* START SUPPLIED MATERIAL *

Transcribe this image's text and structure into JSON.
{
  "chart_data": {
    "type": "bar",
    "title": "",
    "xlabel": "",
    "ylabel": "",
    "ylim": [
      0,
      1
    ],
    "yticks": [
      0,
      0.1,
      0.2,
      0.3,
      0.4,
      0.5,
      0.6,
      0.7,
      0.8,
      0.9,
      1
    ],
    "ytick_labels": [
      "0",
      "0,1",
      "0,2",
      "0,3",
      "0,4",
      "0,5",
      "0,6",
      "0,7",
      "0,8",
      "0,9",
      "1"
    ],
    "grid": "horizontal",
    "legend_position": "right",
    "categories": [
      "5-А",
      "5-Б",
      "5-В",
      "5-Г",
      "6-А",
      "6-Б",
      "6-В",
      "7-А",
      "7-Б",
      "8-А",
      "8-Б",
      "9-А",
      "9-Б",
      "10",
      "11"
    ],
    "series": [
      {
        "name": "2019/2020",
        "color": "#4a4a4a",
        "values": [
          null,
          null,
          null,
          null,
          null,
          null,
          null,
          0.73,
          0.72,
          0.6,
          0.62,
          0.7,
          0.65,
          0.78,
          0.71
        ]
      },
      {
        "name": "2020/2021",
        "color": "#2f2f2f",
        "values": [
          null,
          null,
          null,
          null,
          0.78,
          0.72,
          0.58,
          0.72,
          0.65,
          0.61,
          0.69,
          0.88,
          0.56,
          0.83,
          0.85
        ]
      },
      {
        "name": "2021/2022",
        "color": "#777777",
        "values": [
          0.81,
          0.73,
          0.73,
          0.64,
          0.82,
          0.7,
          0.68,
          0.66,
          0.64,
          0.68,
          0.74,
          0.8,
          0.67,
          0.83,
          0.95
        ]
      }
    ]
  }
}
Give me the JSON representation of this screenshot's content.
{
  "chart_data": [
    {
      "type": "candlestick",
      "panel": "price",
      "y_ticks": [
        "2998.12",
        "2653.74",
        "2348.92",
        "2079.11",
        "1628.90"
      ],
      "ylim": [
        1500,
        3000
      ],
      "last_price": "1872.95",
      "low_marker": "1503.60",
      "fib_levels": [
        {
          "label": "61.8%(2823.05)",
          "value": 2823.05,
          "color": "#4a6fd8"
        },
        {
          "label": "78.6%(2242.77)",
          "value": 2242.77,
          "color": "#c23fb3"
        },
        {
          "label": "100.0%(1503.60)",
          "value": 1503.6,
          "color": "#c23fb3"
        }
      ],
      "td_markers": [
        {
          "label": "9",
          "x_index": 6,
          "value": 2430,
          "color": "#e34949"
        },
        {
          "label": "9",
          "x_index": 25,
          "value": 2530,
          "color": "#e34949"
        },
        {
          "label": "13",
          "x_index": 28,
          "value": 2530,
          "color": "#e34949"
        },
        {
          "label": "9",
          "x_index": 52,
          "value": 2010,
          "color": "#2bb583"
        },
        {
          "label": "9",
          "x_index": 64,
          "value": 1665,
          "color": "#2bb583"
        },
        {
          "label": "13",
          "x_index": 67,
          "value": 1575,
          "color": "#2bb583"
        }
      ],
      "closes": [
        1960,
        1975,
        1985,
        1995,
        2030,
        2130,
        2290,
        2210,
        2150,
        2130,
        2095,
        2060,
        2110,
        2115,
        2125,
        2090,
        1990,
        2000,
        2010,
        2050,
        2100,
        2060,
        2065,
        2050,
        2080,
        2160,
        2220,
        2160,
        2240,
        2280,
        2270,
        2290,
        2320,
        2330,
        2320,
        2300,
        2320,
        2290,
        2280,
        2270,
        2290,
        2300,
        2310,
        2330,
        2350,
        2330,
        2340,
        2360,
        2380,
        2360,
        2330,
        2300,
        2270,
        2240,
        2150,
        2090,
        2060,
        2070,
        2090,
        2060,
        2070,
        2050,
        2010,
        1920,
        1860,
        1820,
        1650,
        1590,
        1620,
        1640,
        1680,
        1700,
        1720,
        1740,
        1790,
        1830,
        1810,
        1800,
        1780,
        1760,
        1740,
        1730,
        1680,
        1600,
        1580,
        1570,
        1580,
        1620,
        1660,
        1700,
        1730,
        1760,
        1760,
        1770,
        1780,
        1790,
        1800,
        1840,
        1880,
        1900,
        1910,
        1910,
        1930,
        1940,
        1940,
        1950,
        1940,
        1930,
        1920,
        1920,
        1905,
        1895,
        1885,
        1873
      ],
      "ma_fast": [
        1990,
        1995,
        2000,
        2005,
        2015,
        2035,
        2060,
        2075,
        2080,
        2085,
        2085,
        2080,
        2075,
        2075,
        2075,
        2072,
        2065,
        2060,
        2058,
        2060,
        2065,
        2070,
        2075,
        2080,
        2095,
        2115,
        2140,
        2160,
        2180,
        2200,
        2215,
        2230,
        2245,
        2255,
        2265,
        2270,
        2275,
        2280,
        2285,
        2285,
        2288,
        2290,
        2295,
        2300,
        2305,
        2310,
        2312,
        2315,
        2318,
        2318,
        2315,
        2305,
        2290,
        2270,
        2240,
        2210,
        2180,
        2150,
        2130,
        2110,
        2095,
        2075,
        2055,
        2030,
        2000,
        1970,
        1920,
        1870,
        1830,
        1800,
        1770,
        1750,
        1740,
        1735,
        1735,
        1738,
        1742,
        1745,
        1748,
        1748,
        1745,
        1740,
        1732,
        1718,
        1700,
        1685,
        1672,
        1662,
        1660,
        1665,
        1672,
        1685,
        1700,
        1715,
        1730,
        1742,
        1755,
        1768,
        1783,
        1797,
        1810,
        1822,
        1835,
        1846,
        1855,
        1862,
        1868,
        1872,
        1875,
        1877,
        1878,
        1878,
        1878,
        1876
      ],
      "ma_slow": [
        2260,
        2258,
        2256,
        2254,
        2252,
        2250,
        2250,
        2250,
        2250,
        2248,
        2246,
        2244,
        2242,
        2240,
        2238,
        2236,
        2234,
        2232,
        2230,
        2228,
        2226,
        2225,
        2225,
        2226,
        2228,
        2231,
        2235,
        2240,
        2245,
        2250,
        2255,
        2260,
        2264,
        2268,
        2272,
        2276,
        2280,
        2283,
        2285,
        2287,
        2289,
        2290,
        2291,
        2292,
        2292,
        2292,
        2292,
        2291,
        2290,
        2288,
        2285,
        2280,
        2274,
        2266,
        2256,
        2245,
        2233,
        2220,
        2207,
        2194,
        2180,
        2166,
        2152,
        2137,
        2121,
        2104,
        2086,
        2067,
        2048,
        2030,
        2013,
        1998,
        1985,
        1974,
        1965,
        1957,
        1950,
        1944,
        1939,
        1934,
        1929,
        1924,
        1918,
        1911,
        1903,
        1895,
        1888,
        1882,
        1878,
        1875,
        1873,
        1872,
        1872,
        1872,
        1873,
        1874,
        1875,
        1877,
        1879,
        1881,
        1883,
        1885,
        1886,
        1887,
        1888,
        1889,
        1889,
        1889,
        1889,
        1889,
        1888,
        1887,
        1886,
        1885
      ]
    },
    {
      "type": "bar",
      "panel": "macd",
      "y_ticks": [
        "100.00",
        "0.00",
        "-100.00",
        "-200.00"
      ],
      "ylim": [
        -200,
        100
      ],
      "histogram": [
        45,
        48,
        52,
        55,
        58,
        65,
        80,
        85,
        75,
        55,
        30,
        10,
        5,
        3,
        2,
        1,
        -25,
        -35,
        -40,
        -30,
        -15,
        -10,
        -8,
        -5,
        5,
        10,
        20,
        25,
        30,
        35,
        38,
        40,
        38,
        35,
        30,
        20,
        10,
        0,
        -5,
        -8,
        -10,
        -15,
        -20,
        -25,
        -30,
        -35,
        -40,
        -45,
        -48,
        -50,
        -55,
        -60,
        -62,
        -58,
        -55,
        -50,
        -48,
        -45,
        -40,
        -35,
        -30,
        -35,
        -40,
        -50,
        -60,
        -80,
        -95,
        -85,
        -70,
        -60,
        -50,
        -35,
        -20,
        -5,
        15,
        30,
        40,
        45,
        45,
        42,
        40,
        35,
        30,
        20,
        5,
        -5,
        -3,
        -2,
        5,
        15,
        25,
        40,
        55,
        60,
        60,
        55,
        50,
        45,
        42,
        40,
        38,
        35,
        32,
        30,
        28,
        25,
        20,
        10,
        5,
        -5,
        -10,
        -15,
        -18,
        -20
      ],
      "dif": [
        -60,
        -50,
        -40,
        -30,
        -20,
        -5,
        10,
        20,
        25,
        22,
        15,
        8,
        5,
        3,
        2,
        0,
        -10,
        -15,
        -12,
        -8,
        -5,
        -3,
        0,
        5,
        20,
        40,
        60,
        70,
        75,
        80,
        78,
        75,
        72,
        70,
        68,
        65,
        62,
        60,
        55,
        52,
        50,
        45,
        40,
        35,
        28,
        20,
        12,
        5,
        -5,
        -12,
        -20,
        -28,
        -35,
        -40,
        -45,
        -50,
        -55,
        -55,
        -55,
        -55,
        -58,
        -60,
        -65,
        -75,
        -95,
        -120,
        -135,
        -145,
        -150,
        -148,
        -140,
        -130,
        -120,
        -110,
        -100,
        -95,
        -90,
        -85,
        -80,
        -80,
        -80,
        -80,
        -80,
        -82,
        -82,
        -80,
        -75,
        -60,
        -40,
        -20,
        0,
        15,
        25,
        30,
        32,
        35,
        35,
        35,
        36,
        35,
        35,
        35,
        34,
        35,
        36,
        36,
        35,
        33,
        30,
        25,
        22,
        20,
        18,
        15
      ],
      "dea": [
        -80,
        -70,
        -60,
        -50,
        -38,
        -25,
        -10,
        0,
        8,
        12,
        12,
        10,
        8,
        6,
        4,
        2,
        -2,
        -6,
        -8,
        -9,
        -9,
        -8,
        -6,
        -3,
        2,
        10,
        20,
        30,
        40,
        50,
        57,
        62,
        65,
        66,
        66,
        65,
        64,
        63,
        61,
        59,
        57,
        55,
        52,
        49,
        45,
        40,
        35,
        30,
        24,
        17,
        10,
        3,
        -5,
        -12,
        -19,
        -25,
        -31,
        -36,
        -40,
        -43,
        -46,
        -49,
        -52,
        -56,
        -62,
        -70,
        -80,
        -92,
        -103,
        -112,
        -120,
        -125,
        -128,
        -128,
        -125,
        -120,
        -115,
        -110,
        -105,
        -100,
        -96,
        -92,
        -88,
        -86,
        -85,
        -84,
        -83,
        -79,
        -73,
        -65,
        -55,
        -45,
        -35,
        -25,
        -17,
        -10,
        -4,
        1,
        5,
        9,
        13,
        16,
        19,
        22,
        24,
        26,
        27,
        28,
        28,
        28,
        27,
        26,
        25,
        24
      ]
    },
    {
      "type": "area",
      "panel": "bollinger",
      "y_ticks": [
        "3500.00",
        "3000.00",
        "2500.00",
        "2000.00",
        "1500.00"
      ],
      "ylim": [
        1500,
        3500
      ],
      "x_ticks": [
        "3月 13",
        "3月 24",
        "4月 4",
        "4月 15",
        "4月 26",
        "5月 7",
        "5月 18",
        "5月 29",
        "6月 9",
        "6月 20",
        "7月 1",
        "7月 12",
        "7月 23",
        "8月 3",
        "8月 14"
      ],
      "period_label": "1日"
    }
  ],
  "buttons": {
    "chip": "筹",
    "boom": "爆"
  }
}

* END SUPPLIED MATERIAL *

* _WHAT THE TASK ASKS_
Keep only those lines of the records that hold "JSON", and return them.

* _ANSWER TO THE TASK_
Transcribe this image's text and structure into JSON.
Give me the JSON representation of this screenshot's content.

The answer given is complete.